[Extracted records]
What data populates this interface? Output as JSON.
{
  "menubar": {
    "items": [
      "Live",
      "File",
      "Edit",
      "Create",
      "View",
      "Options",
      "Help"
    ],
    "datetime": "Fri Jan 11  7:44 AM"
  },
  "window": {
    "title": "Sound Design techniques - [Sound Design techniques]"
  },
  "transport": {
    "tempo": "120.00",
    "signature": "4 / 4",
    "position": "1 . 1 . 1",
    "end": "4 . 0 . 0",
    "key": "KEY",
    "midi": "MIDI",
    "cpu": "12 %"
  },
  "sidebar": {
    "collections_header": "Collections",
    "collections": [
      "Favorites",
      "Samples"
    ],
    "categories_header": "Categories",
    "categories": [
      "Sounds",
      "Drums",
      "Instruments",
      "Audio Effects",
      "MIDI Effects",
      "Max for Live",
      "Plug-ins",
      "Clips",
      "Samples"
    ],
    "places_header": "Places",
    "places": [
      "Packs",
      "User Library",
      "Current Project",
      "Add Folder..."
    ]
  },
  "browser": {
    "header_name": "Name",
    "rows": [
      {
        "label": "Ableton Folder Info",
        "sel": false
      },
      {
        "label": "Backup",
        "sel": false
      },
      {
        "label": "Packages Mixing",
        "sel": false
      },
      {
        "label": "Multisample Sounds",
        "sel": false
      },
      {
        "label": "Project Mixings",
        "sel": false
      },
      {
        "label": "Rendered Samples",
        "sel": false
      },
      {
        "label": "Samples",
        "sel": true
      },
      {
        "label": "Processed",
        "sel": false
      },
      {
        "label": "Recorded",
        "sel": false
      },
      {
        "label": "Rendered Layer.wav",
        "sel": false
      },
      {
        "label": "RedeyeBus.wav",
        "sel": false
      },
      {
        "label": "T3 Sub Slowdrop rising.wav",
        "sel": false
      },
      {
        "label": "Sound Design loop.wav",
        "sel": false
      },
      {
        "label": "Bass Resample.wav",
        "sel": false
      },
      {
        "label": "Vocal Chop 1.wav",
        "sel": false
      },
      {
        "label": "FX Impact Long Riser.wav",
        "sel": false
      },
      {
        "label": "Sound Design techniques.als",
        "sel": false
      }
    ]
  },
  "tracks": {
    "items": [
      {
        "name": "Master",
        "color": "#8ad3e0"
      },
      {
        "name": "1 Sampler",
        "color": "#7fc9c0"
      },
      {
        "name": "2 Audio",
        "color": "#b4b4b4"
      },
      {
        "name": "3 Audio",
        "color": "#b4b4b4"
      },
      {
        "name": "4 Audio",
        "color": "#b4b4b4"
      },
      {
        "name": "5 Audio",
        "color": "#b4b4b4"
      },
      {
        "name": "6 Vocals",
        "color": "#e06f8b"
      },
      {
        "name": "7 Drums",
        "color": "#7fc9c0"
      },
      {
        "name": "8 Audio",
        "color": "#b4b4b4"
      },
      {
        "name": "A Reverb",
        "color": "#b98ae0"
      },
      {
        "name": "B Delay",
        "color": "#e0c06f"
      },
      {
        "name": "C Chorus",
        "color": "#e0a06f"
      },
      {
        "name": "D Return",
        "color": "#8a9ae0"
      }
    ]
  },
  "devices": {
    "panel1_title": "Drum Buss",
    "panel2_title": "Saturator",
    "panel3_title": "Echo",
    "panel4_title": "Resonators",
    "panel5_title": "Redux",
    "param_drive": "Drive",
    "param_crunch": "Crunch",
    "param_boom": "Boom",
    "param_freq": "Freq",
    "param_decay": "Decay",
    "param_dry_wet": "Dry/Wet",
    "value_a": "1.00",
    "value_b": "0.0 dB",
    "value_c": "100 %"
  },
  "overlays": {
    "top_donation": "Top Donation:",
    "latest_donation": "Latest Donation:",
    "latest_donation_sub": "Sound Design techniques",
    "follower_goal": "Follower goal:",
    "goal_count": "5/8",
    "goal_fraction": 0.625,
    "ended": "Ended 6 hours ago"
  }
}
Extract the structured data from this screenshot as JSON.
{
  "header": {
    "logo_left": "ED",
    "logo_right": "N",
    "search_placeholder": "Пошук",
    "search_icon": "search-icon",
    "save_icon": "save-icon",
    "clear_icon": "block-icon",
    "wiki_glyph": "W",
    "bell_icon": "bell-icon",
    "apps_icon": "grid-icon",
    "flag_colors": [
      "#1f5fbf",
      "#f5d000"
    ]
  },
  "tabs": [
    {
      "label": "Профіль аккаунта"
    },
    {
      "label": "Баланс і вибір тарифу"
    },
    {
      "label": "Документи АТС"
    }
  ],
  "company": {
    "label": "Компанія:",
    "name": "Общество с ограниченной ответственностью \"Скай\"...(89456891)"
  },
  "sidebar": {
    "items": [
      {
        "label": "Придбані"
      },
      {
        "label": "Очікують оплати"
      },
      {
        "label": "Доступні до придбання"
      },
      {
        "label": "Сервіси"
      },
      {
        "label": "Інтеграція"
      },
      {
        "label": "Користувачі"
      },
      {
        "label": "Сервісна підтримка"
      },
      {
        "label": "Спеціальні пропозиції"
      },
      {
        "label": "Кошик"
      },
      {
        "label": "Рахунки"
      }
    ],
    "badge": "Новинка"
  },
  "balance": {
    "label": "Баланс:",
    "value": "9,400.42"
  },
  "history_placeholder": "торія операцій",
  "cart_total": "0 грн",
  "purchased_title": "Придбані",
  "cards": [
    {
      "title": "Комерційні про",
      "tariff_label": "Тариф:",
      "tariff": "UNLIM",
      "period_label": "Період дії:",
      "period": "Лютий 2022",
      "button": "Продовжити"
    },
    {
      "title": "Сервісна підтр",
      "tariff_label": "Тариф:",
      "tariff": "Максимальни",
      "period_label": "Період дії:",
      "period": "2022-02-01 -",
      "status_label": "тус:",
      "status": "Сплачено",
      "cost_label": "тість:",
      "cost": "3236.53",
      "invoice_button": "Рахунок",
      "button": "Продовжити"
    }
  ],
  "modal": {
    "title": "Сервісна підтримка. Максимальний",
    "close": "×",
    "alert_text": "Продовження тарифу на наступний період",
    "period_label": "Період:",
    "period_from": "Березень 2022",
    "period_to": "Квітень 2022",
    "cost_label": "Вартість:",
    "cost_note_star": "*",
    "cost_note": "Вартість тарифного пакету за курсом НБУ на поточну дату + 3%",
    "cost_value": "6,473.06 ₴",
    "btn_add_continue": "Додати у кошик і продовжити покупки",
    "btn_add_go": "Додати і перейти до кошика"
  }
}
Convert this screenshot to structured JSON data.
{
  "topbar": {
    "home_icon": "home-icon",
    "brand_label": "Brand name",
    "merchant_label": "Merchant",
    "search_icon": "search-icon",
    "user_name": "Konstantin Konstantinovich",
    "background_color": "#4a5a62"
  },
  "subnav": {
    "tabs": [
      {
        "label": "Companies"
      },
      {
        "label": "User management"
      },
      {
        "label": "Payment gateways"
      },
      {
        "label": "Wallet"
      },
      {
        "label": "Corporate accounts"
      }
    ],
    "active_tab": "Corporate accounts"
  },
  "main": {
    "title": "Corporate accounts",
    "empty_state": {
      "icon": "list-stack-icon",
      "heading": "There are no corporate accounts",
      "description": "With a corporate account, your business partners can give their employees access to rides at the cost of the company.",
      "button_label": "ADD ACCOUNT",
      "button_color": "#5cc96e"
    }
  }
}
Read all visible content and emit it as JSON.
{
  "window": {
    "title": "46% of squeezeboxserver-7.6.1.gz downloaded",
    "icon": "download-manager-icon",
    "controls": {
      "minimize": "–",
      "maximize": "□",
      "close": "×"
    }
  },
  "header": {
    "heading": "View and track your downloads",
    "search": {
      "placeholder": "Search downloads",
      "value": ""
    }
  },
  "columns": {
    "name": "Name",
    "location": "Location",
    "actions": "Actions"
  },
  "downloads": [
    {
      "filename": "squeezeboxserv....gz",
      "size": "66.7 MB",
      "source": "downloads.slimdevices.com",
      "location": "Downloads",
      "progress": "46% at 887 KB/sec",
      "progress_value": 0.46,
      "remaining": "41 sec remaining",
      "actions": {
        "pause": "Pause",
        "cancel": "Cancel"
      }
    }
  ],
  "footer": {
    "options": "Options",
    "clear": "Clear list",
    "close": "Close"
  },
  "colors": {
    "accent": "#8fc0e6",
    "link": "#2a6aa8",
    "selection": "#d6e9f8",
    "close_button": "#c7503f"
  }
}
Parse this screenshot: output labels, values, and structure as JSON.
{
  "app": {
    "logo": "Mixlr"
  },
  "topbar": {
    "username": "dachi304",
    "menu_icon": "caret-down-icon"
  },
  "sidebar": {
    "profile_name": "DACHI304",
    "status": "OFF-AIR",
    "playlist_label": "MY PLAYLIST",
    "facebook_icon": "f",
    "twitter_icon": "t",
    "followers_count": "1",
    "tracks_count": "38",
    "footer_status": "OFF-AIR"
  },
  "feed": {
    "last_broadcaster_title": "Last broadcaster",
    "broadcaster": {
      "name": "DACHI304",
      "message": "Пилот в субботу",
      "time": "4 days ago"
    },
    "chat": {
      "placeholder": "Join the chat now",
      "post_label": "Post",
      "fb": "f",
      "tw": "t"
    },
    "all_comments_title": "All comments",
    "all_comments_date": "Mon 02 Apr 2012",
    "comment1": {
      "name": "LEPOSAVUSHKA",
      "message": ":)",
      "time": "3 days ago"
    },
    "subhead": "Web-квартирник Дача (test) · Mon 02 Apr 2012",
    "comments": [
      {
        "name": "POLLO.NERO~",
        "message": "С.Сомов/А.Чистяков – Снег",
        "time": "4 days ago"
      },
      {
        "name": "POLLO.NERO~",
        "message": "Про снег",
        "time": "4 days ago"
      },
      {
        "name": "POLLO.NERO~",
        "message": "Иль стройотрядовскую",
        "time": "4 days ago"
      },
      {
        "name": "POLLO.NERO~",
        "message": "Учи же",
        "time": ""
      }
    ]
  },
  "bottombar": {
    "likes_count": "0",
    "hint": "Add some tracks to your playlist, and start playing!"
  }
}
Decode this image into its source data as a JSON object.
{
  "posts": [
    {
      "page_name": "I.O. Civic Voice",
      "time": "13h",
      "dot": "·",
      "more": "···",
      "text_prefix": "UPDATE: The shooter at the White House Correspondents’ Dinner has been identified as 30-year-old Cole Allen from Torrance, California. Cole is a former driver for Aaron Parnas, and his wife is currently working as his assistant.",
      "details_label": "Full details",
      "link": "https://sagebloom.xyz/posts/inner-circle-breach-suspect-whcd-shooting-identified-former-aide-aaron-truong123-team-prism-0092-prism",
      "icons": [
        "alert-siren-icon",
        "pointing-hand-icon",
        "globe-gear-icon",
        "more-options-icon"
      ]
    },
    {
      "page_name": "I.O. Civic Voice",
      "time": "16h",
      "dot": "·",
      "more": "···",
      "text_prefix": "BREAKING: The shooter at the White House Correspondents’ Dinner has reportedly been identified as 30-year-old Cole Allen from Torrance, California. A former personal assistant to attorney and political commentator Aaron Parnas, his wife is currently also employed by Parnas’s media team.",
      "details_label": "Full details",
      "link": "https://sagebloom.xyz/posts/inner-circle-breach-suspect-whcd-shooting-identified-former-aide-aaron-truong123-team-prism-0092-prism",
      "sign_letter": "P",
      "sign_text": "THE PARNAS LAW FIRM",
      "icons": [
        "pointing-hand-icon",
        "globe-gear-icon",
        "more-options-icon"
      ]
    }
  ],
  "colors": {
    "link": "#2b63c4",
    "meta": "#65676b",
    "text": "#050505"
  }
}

Aim of the task: Begin with the line that contains "Decode this image" and set down each line exactly until the records above end, including the final line.

Result for this exercise:
Decode this image into its source data as a JSON object.
{
  "posts": [
    {
      "page_name": "I.O. Civic Voice",
      "time": "13h",
      "dot": "·",
      "more": "···",
      "text_prefix": "UPDATE: The shooter at the White House Correspondents’ Dinner has been identified as 30-year-old Cole Allen from Torrance, California. Cole is a former driver for Aaron Parnas, and his wife is currently working as his assistant.",
      "details_label": "Full details",
      "link": "https://sagebloom.xyz/posts/inner-circle-breach-suspect-whcd-shooting-identified-former-aide-aaron-truong123-team-prism-0092-prism",
      "icons": [
        "alert-siren-icon",
        "pointing-hand-icon",
        "globe-gear-icon",
        "more-options-icon"
      ]
    },
    {
      "page_name": "I.O. Civic Voice",
      "time": "16h",
      "dot": "·",
      "more": "···",
      "text_prefix": "BREAKING: The shooter at the White House Correspondents’ Dinner has reportedly been identified as 30-year-old Cole Allen from Torrance, California. A former personal assistant to attorney and political commentator Aaron Parnas, his wife is currently also employed by Parnas’s media team.",
      "details_label": "Full details",
      "link": "https://sagebloom.xyz/posts/inner-circle-breach-suspect-whcd-shooting-identified-former-aide-aaron-truong123-team-prism-0092-prism",
      "sign_letter": "P",
      "sign_text": "THE PARNAS LAW FIRM",
      "icons": [
        "pointing-hand-icon",
        "globe-gear-icon",
        "more-options-icon"
      ]
    }
  ],
  "colors": {
    "link": "#2b63c4",
    "meta": "#65676b",
    "text": "#050505"
  }
}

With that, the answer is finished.